— Begin Exercise inputs —

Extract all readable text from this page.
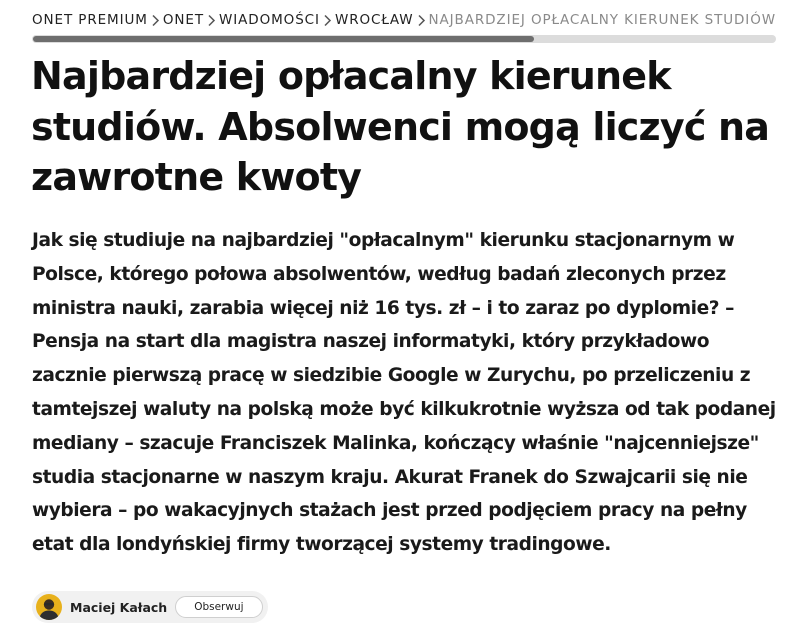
ONET PREMIUM ONET WIADOMOŚCI WROCŁAW NAJBARDZIEJ OPŁACALNY KIERUNEK STUDIÓW
Najbardziej opłacalny kierunek studiów. Absolwenci mogą liczyć na zawrotne kwoty

Jak się studiuje na najbardziej "opłacalnym" kierunku stacjonarnym w Polsce, którego połowa absolwentów, według badań zleconych przez ministra nauki, zarabia więcej niż 16 tys. zł – i to zaraz po dyplomie? – Pensja na start dla magistra naszej informatyki, który przykładowo zacznie pierwszą pracę w siedzibie Google w Zurychu, po przeliczeniu z tamtejszej waluty na polską może być kilkukrotnie wyższa od tak podanej mediany – szacuje Franciszek Malinka, kończący właśnie "najcenniejsze" studia stacjonarne w naszym kraju. Akurat Franek do Szwajcarii się nie wybiera – po wakacyjnych stażach jest przed podjęciem pracy na pełny etat dla londyńskiej firmy tworzącej systemy tradingowe.

Maciej Kałach	Obserwuj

— End Exercise inputs —

--- Stated exercise ---
In the copy, include no pictures; restate the listing above exactly.

--- Complete output ---
Extract all readable text from this page.
ONET PREMIUM ONET WIADOMOŚCI WROCŁAW NAJBARDZIEJ OPŁACALNY KIERUNEK STUDIÓW
Najbardziej opłacalny kierunek studiów. Absolwenci mogą liczyć na zawrotne kwoty

Jak się studiuje na najbardziej "opłacalnym" kierunku stacjonarnym w Polsce, którego połowa absolwentów, według badań zleconych przez ministra nauki, zarabia więcej niż 16 tys. zł – i to zaraz po dyplomie? – Pensja na start dla magistra naszej informatyki, który przykładowo zacznie pierwszą pracę w siedzibie Google w Zurychu, po przeliczeniu z tamtejszej waluty na polską może być kilkukrotnie wyższa od tak podanej mediany – szacuje Franciszek Malinka, kończący właśnie "najcenniejsze" studia stacjonarne w naszym kraju. Akurat Franek do Szwajcarii się nie wybiera – po wakacyjnych stażach jest przed podjęciem pracy na pełny etat dla londyńskiej firmy tworzącej systemy tradingowe.

Maciej Kałach	Obserwuj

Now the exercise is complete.